REQUIREMENTS: Transcribe the entries exactly; images are not part of the copy.

TASK MATERIAL:
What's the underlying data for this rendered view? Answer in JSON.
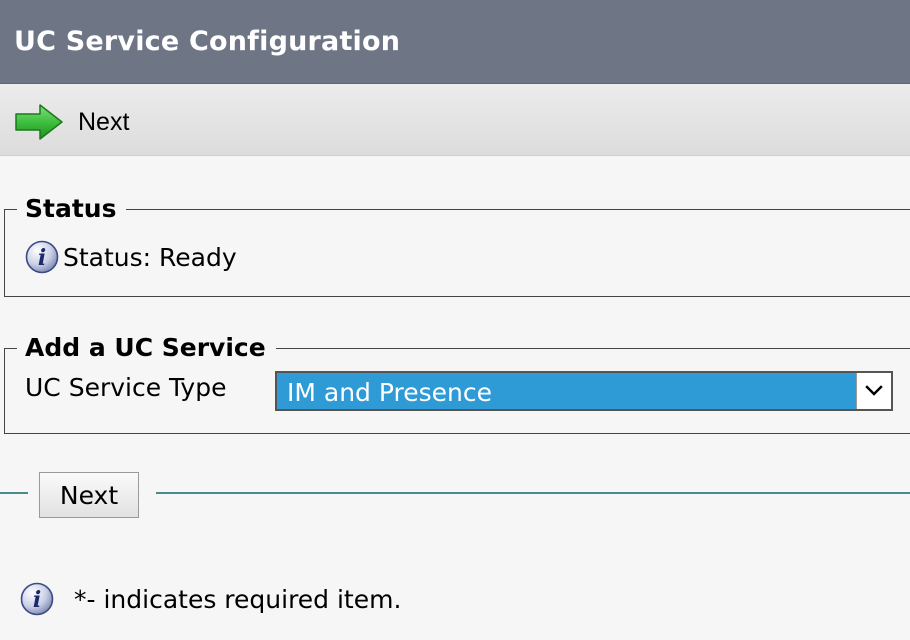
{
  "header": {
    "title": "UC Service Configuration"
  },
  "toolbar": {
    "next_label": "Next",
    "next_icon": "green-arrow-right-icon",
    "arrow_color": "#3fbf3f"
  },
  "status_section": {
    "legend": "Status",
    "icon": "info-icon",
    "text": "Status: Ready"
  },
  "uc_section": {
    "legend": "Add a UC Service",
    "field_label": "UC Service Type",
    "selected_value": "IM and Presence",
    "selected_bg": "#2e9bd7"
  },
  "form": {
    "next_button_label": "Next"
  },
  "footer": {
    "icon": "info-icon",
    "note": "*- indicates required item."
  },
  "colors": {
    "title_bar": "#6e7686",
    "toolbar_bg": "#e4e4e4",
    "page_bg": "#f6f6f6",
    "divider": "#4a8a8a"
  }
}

EXERCISE RESPONSE:
What's the underlying data for this rendered view? Answer in JSON.
{
  "header": {
    "title": "UC Service Configuration"
  },
  "toolbar": {
    "next_label": "Next",
    "next_icon": "green-arrow-right-icon",
    "arrow_color": "#3fbf3f"
  },
  "status_section": {
    "legend": "Status",
    "icon": "info-icon",
    "text": "Status: Ready"
  },
  "uc_section": {
    "legend": "Add a UC Service",
    "field_label": "UC Service Type",
    "selected_value": "IM and Presence",
    "selected_bg": "#2e9bd7"
  },
  "form": {
    "next_button_label": "Next"
  },
  "footer": {
    "icon": "info-icon",
    "note": "*- indicates required item."
  },
  "colors": {
    "title_bar": "#6e7686",
    "toolbar_bg": "#e4e4e4",
    "page_bg": "#f6f6f6",
    "divider": "#4a8a8a"
  }
}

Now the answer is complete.